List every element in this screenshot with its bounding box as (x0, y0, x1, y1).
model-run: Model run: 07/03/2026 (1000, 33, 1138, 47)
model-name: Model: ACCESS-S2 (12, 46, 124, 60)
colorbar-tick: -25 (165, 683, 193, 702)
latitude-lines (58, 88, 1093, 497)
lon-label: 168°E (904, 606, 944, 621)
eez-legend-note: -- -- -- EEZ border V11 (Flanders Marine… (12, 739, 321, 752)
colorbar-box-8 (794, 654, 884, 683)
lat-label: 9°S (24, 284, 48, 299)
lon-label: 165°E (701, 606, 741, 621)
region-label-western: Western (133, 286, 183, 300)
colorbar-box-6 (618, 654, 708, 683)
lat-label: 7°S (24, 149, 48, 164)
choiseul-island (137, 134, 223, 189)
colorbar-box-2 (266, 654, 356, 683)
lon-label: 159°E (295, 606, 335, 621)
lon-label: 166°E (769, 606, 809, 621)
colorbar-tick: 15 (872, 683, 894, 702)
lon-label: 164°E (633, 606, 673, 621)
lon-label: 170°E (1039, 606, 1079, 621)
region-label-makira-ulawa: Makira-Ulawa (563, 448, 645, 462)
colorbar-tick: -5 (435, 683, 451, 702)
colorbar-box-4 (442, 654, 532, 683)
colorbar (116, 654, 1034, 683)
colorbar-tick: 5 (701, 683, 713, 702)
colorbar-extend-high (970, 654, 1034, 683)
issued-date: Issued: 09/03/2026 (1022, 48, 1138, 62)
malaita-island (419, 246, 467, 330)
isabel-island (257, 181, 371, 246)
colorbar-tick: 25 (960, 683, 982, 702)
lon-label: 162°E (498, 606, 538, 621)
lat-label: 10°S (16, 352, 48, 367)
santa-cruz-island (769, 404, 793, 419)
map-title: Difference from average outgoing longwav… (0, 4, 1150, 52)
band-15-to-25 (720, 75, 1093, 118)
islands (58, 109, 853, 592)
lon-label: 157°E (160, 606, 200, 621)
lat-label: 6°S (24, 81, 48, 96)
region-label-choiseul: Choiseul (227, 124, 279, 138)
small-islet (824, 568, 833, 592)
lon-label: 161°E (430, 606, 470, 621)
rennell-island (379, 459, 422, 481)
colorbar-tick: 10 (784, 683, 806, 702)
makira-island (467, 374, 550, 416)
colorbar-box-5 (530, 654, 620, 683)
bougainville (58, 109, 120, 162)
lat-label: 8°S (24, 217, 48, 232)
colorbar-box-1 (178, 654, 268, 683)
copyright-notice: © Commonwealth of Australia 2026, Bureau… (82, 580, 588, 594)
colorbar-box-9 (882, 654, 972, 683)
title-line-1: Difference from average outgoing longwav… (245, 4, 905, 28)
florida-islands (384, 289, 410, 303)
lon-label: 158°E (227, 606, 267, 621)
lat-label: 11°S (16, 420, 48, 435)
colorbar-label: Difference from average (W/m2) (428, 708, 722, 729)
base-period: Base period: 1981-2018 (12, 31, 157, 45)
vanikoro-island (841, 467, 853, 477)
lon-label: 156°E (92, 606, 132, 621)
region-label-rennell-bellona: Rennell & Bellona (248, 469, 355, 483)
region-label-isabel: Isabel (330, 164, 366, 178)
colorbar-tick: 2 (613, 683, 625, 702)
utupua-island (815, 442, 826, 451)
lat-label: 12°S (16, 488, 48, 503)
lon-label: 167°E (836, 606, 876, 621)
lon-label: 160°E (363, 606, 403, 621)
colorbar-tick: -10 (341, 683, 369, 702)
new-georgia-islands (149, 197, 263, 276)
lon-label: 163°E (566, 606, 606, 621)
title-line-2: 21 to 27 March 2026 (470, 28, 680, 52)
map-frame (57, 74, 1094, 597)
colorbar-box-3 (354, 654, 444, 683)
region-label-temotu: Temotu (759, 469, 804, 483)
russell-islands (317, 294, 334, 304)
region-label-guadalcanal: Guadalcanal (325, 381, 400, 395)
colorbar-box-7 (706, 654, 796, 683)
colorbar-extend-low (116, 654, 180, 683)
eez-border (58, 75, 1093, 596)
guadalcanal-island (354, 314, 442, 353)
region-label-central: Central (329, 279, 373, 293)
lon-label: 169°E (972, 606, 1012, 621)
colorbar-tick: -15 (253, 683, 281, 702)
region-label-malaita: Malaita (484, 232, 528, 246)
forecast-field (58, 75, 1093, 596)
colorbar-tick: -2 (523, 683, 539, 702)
┄┄┄┄┄┄
→ **Short exercise**: Rewrite the data above as a numbered list. Begin at the first line and stop after the line that contains "lat-label: 9°S (24, 284, 48, 299)". Leave out any blank lines.

→ **Final result**:
1. List every element in this screenshot with its bounding box as (x0, y0, x1, y1).
2. model-run: Model run: 07/03/2026 (1000, 33, 1138, 47)
3. model-name: Model: ACCESS-S2 (12, 46, 124, 60)
4. colorbar-tick: -25 (165, 683, 193, 702)
5. latitude-lines (58, 88, 1093, 497)
6. lon-label: 168°E (904, 606, 944, 621)
7. eez-legend-note: -- -- -- EEZ border V11 (Flanders Marine… (12, 739, 321, 752)
8. colorbar-box-8 (794, 654, 884, 683)
9. lat-label: 9°S (24, 284, 48, 299)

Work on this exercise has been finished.